- [TASK PROMPT]:
Find each line with "ylabel" and copy it.

- [THE RECORDS]:
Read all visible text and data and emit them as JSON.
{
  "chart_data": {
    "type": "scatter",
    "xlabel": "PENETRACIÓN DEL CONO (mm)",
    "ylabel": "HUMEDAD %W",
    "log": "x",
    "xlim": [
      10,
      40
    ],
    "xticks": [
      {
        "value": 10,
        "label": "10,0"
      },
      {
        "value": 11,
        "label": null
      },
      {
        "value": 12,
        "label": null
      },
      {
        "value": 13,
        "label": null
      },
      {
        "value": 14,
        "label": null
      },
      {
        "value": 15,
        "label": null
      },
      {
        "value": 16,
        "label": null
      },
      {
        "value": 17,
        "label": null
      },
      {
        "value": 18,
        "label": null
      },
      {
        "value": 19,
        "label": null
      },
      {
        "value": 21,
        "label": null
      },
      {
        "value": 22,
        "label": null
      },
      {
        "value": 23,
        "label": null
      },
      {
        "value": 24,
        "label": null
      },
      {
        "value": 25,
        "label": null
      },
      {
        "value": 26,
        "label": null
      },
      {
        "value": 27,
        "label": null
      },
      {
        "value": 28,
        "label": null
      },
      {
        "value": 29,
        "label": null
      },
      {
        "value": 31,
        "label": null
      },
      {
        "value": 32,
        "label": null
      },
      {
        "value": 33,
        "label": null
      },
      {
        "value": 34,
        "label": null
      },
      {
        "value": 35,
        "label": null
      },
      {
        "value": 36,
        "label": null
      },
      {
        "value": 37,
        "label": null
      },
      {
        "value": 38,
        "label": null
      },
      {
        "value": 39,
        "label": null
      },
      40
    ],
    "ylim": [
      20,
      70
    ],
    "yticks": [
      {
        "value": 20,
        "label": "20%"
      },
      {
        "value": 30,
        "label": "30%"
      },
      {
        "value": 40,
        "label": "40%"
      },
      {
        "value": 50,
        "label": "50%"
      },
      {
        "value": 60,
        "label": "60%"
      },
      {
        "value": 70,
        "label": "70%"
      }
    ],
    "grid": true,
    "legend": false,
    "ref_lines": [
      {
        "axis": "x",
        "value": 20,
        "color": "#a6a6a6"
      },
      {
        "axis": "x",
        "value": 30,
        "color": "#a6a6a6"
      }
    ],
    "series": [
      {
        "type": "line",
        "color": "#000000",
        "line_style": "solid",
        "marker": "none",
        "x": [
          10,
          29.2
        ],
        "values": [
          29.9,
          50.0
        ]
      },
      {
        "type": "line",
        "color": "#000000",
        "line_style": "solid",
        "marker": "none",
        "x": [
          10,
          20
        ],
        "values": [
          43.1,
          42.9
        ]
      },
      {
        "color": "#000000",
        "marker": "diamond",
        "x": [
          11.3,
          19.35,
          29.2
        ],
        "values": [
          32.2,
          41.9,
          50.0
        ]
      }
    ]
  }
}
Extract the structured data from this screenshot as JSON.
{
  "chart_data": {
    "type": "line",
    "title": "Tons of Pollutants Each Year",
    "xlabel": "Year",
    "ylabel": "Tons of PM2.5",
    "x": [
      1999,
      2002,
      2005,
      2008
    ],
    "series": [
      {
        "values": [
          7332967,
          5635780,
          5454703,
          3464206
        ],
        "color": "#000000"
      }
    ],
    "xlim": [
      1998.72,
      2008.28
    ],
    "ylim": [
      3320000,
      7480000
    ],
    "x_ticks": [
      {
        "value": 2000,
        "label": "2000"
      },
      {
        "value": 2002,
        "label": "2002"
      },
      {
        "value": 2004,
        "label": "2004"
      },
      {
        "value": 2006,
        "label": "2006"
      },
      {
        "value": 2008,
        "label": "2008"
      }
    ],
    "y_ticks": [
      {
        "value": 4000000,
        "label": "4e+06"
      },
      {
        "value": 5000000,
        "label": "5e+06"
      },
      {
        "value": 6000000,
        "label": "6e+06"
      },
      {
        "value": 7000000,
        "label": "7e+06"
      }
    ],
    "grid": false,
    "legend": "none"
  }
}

- [TASK RESULT]:
    "ylabel": "HUMEDAD %W",
    "ylabel": "Tons of PM2.5",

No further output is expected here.